— GIVEN TASK —
Gather the lines below that include the string "Положения", copying each in full.

┌──

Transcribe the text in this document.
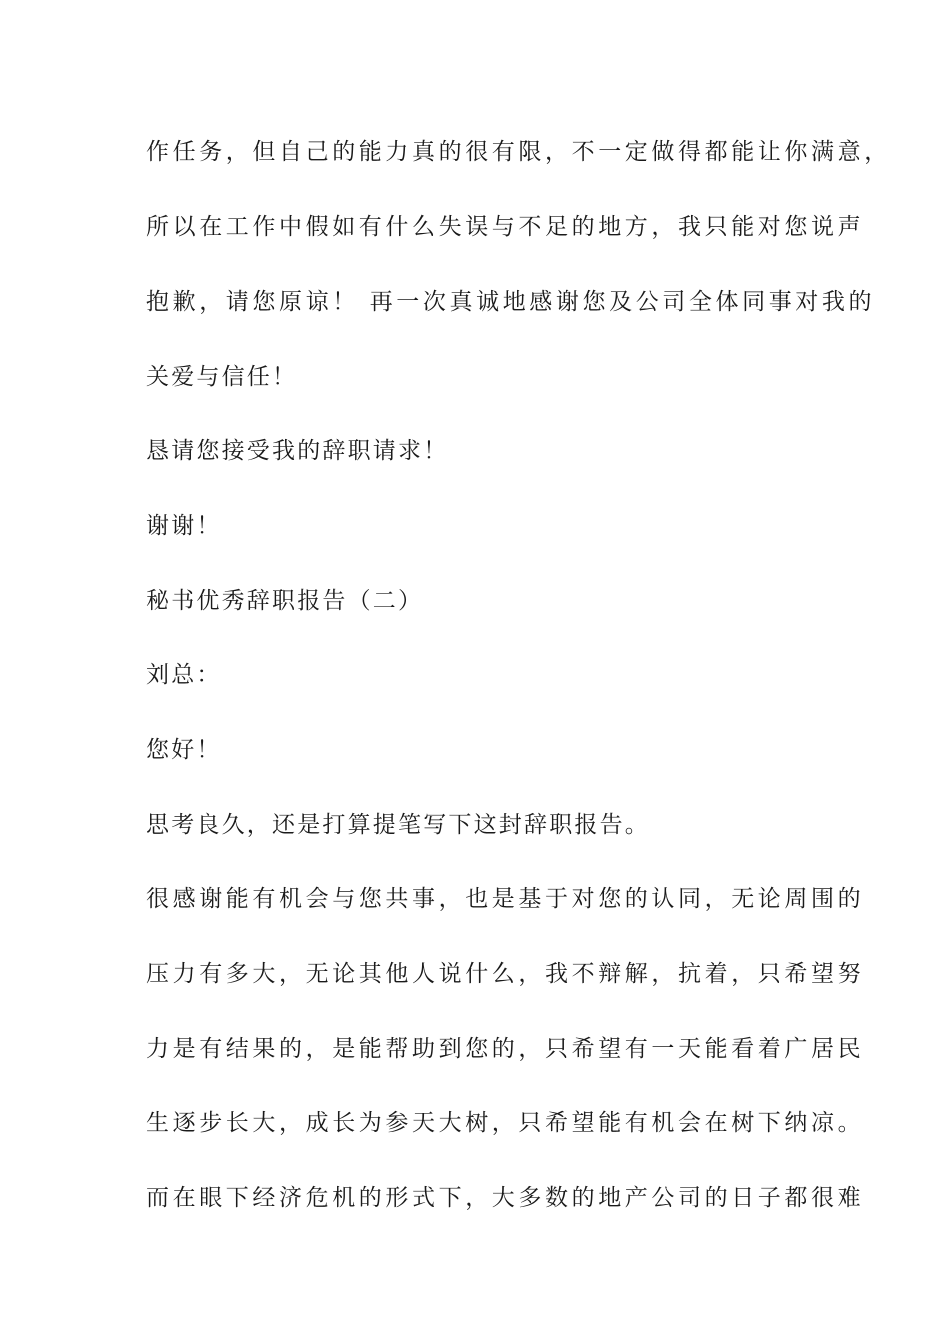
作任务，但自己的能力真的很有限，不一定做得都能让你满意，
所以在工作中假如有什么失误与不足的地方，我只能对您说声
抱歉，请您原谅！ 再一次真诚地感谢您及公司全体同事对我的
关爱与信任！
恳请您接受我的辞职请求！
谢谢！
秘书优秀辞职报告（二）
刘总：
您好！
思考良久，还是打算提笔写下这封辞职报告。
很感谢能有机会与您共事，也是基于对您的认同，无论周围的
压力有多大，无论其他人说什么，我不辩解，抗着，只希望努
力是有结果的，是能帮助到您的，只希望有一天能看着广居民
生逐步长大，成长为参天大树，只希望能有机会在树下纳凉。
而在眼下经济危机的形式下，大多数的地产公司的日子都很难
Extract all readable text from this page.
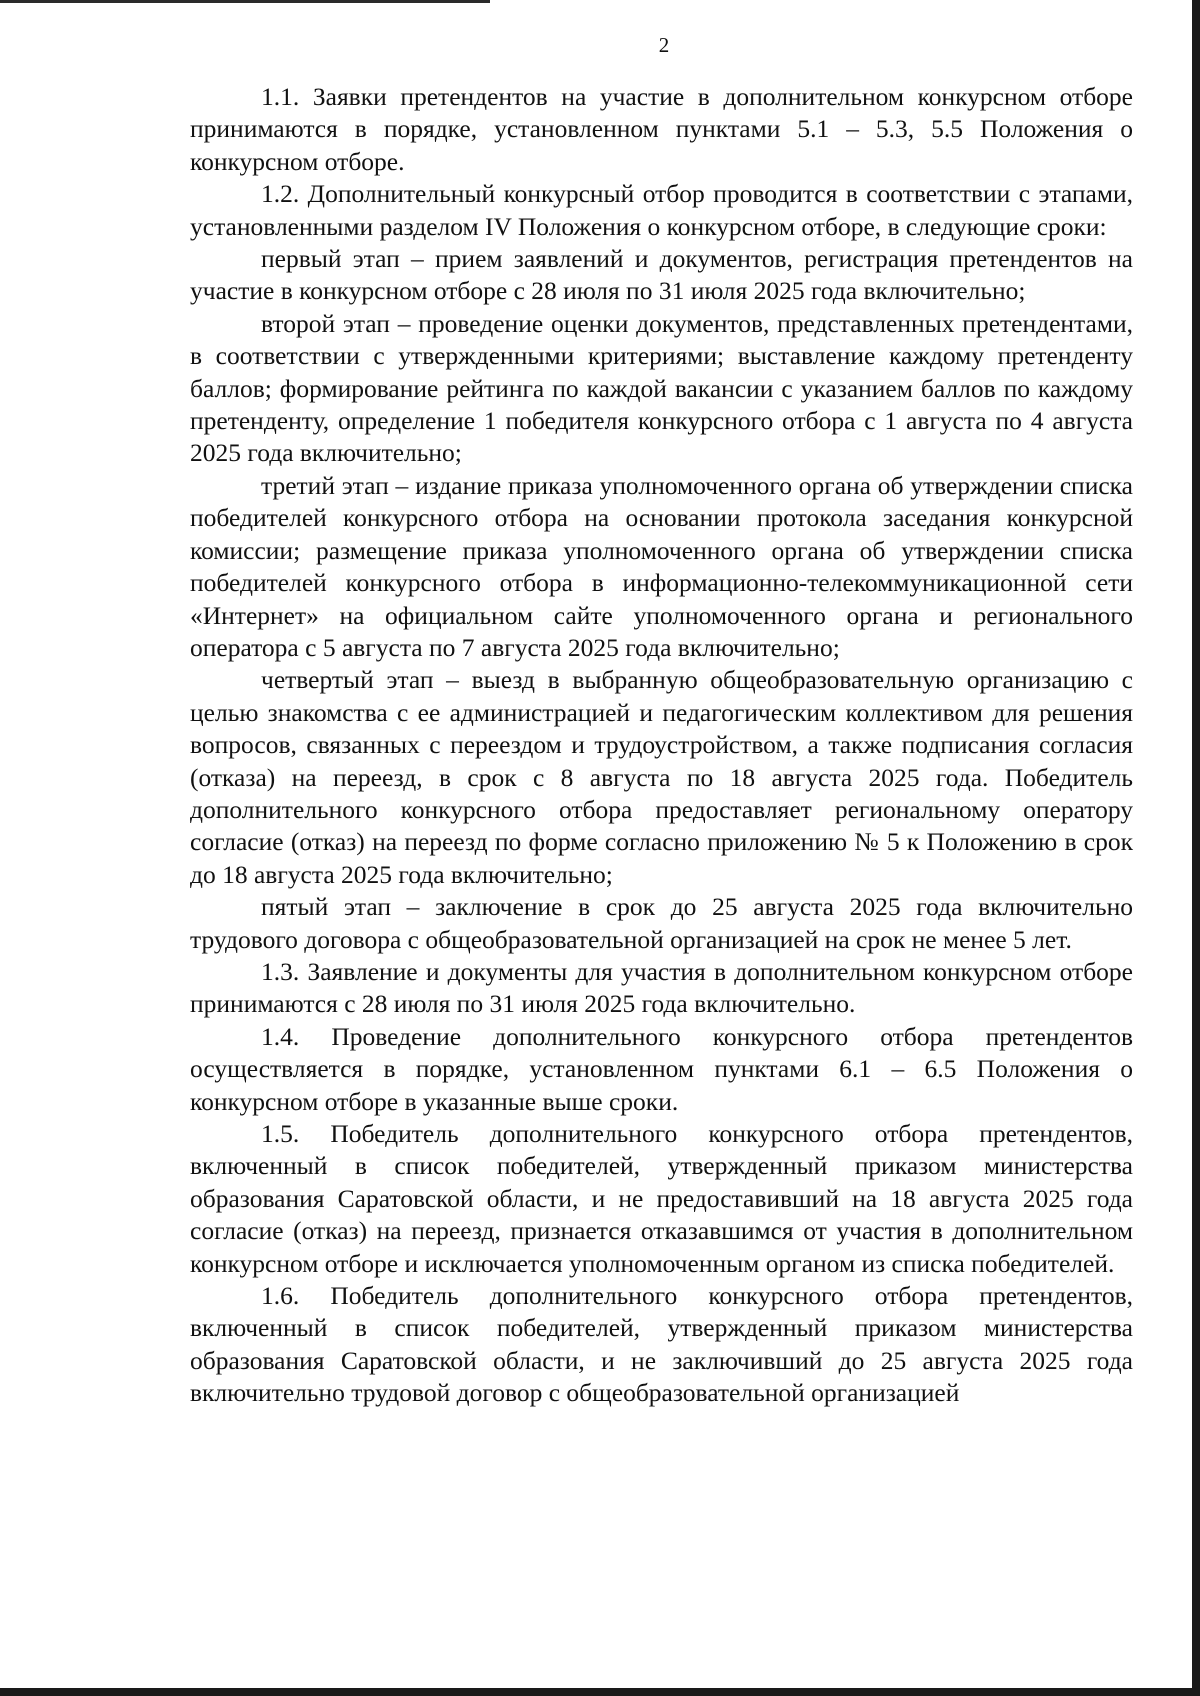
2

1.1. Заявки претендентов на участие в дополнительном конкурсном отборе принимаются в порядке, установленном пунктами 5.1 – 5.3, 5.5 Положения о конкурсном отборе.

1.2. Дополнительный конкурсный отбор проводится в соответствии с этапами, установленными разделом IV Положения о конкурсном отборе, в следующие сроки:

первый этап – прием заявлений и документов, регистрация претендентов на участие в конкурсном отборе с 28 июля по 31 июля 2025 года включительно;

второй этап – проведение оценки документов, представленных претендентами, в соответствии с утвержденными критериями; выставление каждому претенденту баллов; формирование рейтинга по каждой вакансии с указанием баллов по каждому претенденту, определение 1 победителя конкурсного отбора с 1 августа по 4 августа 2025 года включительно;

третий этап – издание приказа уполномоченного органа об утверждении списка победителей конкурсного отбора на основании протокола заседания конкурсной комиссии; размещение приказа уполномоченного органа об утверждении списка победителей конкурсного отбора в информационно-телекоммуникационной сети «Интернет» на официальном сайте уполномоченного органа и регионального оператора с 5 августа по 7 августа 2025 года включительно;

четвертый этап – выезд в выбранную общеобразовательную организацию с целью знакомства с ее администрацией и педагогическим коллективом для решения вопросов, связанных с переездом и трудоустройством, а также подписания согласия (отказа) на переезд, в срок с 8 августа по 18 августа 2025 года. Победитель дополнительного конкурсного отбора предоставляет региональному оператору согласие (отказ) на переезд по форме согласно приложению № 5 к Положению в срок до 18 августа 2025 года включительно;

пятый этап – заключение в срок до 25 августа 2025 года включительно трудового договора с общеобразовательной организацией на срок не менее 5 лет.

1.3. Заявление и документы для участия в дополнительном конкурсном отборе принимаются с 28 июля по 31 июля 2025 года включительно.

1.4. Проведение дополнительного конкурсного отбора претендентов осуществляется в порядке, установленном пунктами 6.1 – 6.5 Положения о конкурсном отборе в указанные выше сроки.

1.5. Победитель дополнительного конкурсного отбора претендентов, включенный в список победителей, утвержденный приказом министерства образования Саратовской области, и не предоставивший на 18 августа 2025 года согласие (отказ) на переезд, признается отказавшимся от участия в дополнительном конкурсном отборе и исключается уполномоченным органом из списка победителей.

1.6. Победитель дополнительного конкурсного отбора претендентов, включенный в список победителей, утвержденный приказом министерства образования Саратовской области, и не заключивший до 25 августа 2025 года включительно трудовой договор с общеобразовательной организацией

└──

— FINISHED ANSWER —
1.1. Заявки претендентов на участие в дополнительном конкурсном отборе принимаются в порядке, установленном пунктами 5.1 – 5.3, 5.5 Положения о конкурсном отборе.
1.2. Дополнительный конкурсный отбор проводится в соответствии с этапами, установленными разделом IV Положения о конкурсном отборе, в следующие сроки:
1.4. Проведение дополнительного конкурсного отбора претендентов осуществляется в порядке, установленном пунктами 6.1 – 6.5 Положения о конкурсном отборе в указанные выше сроки.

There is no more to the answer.